YOUR OBJECTIVE | Write out the records again, exactly, leaving none out.

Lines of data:

# # #

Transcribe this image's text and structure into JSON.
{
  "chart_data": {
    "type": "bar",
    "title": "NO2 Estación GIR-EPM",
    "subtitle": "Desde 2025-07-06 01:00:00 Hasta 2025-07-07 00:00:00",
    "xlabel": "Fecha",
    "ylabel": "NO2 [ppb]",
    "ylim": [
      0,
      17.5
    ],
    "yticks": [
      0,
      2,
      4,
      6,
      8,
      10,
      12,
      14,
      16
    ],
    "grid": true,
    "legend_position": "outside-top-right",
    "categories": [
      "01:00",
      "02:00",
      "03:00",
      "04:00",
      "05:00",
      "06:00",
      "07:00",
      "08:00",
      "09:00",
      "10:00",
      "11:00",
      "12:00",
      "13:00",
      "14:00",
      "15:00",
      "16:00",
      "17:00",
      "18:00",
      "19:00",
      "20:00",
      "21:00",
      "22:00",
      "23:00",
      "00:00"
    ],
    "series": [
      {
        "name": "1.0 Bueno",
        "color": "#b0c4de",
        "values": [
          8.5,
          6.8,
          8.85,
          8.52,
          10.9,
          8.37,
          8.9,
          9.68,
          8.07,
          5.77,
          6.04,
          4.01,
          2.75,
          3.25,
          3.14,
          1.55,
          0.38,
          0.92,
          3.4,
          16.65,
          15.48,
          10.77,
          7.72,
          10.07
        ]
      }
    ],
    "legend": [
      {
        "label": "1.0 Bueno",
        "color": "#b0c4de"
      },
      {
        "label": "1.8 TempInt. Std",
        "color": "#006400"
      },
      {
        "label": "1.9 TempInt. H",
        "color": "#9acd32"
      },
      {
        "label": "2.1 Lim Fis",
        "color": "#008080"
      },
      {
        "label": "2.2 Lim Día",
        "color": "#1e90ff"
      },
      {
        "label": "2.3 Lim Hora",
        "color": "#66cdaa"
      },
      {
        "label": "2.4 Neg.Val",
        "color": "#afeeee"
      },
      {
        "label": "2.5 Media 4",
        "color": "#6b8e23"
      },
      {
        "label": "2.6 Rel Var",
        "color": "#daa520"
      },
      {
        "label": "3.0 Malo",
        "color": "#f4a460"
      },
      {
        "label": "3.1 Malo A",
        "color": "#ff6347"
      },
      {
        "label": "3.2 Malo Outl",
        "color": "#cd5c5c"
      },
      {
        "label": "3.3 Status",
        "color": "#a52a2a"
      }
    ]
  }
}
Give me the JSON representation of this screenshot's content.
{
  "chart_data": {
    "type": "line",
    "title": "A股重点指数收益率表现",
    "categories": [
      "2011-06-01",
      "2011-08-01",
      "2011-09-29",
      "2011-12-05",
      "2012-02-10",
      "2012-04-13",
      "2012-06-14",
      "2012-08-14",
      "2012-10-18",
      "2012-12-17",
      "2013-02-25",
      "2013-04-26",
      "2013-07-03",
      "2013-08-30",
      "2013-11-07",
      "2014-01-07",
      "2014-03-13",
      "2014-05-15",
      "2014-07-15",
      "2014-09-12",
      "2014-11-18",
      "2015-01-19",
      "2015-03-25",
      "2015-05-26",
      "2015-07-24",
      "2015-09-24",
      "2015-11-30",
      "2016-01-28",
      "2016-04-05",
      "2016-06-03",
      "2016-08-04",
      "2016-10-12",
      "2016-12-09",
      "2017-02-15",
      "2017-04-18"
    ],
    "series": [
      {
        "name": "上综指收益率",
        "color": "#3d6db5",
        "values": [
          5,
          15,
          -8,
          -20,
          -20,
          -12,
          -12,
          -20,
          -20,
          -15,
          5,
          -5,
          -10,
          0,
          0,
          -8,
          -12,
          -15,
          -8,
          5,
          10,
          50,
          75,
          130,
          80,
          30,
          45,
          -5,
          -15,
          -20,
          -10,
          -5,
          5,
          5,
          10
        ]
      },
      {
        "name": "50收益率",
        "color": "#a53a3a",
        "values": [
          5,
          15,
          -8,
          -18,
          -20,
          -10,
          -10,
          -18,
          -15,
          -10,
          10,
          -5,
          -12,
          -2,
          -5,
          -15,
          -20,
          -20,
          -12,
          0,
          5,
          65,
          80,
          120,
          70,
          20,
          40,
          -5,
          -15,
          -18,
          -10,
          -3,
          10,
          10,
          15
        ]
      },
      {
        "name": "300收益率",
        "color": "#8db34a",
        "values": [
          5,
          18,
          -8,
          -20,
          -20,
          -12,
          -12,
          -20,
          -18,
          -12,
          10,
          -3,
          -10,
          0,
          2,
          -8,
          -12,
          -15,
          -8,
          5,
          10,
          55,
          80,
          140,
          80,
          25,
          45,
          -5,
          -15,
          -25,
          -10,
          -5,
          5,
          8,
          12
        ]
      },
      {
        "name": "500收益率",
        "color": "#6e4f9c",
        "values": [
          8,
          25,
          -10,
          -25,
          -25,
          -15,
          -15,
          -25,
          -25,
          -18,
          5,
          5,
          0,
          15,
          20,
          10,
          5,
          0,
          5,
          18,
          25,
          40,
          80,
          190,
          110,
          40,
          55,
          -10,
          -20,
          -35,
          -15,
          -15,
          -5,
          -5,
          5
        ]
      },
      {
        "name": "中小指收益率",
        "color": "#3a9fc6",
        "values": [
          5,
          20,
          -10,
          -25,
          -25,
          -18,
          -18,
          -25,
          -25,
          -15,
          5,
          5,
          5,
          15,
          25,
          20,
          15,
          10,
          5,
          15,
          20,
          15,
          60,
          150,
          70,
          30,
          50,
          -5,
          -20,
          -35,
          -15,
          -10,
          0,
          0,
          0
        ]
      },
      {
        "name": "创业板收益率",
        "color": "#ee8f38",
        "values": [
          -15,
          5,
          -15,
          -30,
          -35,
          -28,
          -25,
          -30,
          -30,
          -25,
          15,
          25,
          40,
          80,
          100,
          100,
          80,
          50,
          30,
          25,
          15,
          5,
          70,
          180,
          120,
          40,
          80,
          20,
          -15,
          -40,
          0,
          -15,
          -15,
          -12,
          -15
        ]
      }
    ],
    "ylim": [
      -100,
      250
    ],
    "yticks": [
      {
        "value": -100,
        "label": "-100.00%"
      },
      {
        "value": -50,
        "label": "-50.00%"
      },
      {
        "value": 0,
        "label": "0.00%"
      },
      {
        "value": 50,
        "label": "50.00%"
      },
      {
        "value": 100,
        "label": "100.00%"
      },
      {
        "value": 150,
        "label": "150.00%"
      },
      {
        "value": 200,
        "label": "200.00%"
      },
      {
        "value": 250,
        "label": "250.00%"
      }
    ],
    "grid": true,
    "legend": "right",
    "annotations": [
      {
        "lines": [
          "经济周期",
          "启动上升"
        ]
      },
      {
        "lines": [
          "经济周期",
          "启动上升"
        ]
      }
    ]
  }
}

# # #

SOLUTION |
Transcribe this image's text and structure into JSON.
{
  "chart_data": {
    "type": "bar",
    "title": "NO2 Estación GIR-EPM",
    "subtitle": "Desde 2025-07-06 01:00:00 Hasta 2025-07-07 00:00:00",
    "xlabel": "Fecha",
    "ylabel": "NO2 [ppb]",
    "ylim": [
      0,
      17.5
    ],
    "yticks": [
      0,
      2,
      4,
      6,
      8,
      10,
      12,
      14,
      16
    ],
    "grid": true,
    "legend_position": "outside-top-right",
    "categories": [
      "01:00",
      "02:00",
      "03:00",
      "04:00",
      "05:00",
      "06:00",
      "07:00",
      "08:00",
      "09:00",
      "10:00",
      "11:00",
      "12:00",
      "13:00",
      "14:00",
      "15:00",
      "16:00",
      "17:00",
      "18:00",
      "19:00",
      "20:00",
      "21:00",
      "22:00",
      "23:00",
      "00:00"
    ],
    "series": [
      {
        "name": "1.0 Bueno",
        "color": "#b0c4de",
        "values": [
          8.5,
          6.8,
          8.85,
          8.52,
          10.9,
          8.37,
          8.9,
          9.68,
          8.07,
          5.77,
          6.04,
          4.01,
          2.75,
          3.25,
          3.14,
          1.55,
          0.38,
          0.92,
          3.4,
          16.65,
          15.48,
          10.77,
          7.72,
          10.07
        ]
      }
    ],
    "legend": [
      {
        "label": "1.0 Bueno",
        "color": "#b0c4de"
      },
      {
        "label": "1.8 TempInt. Std",
        "color": "#006400"
      },
      {
        "label": "1.9 TempInt. H",
        "color": "#9acd32"
      },
      {
        "label": "2.1 Lim Fis",
        "color": "#008080"
      },
      {
        "label": "2.2 Lim Día",
        "color": "#1e90ff"
      },
      {
        "label": "2.3 Lim Hora",
        "color": "#66cdaa"
      },
      {
        "label": "2.4 Neg.Val",
        "color": "#afeeee"
      },
      {
        "label": "2.5 Media 4",
        "color": "#6b8e23"
      },
      {
        "label": "2.6 Rel Var",
        "color": "#daa520"
      },
      {
        "label": "3.0 Malo",
        "color": "#f4a460"
      },
      {
        "label": "3.1 Malo A",
        "color": "#ff6347"
      },
      {
        "label": "3.2 Malo Outl",
        "color": "#cd5c5c"
      },
      {
        "label": "3.3 Status",
        "color": "#a52a2a"
      }
    ]
  }
}
Give me the JSON representation of this screenshot's content.
{
  "chart_data": {
    "type": "line",
    "title": "A股重点指数收益率表现",
    "categories": [
      "2011-06-01",
      "2011-08-01",
      "2011-09-29",
      "2011-12-05",
      "2012-02-10",
      "2012-04-13",
      "2012-06-14",
      "2012-08-14",
      "2012-10-18",
      "2012-12-17",
      "2013-02-25",
      "2013-04-26",
      "2013-07-03",
      "2013-08-30",
      "2013-11-07",
      "2014-01-07",
      "2014-03-13",
      "2014-05-15",
      "2014-07-15",
      "2014-09-12",
      "2014-11-18",
      "2015-01-19",
      "2015-03-25",
      "2015-05-26",
      "2015-07-24",
      "2015-09-24",
      "2015-11-30",
      "2016-01-28",
      "2016-04-05",
      "2016-06-03",
      "2016-08-04",
      "2016-10-12",
      "2016-12-09",
      "2017-02-15",
      "2017-04-18"
    ],
    "series": [
      {
        "name": "上综指收益率",
        "color": "#3d6db5",
        "values": [
          5,
          15,
          -8,
          -20,
          -20,
          -12,
          -12,
          -20,
          -20,
          -15,
          5,
          -5,
          -10,
          0,
          0,
          -8,
          -12,
          -15,
          -8,
          5,
          10,
          50,
          75,
          130,
          80,
          30,
          45,
          -5,
          -15,
          -20,
          -10,
          -5,
          5,
          5,
          10
        ]
      },
      {
        "name": "50收益率",
        "color": "#a53a3a",
        "values": [
          5,
          15,
          -8,
          -18,
          -20,
          -10,
          -10,
          -18,
          -15,
          -10,
          10,
          -5,
          -12,
          -2,
          -5,
          -15,
          -20,
          -20,
          -12,
          0,
          5,
          65,
          80,
          120,
          70,
          20,
          40,
          -5,
          -15,
          -18,
          -10,
          -3,
          10,
          10,
          15
        ]
      },
      {
        "name": "300收益率",
        "color": "#8db34a",
        "values": [
          5,
          18,
          -8,
          -20,
          -20,
          -12,
          -12,
          -20,
          -18,
          -12,
          10,
          -3,
          -10,
          0,
          2,
          -8,
          -12,
          -15,
          -8,
          5,
          10,
          55,
          80,
          140,
          80,
          25,
          45,
          -5,
          -15,
          -25,
          -10,
          -5,
          5,
          8,
          12
        ]
      },
      {
        "name": "500收益率",
        "color": "#6e4f9c",
        "values": [
          8,
          25,
          -10,
          -25,
          -25,
          -15,
          -15,
          -25,
          -25,
          -18,
          5,
          5,
          0,
          15,
          20,
          10,
          5,
          0,
          5,
          18,
          25,
          40,
          80,
          190,
          110,
          40,
          55,
          -10,
          -20,
          -35,
          -15,
          -15,
          -5,
          -5,
          5
        ]
      },
      {
        "name": "中小指收益率",
        "color": "#3a9fc6",
        "values": [
          5,
          20,
          -10,
          -25,
          -25,
          -18,
          -18,
          -25,
          -25,
          -15,
          5,
          5,
          5,
          15,
          25,
          20,
          15,
          10,
          5,
          15,
          20,
          15,
          60,
          150,
          70,
          30,
          50,
          -5,
          -20,
          -35,
          -15,
          -10,
          0,
          0,
          0
        ]
      },
      {
        "name": "创业板收益率",
        "color": "#ee8f38",
        "values": [
          -15,
          5,
          -15,
          -30,
          -35,
          -28,
          -25,
          -30,
          -30,
          -25,
          15,
          25,
          40,
          80,
          100,
          100,
          80,
          50,
          30,
          25,
          15,
          5,
          70,
          180,
          120,
          40,
          80,
          20,
          -15,
          -40,
          0,
          -15,
          -15,
          -12,
          -15
        ]
      }
    ],
    "ylim": [
      -100,
      250
    ],
    "yticks": [
      {
        "value": -100,
        "label": "-100.00%"
      },
      {
        "value": -50,
        "label": "-50.00%"
      },
      {
        "value": 0,
        "label": "0.00%"
      },
      {
        "value": 50,
        "label": "50.00%"
      },
      {
        "value": 100,
        "label": "100.00%"
      },
      {
        "value": 150,
        "label": "150.00%"
      },
      {
        "value": 200,
        "label": "200.00%"
      },
      {
        "value": 250,
        "label": "250.00%"
      }
    ],
    "grid": true,
    "legend": "right",
    "annotations": [
      {
        "lines": [
          "经济周期",
          "启动上升"
        ]
      },
      {
        "lines": [
          "经济周期",
          "启动上升"
        ]
      }
    ]
  }
}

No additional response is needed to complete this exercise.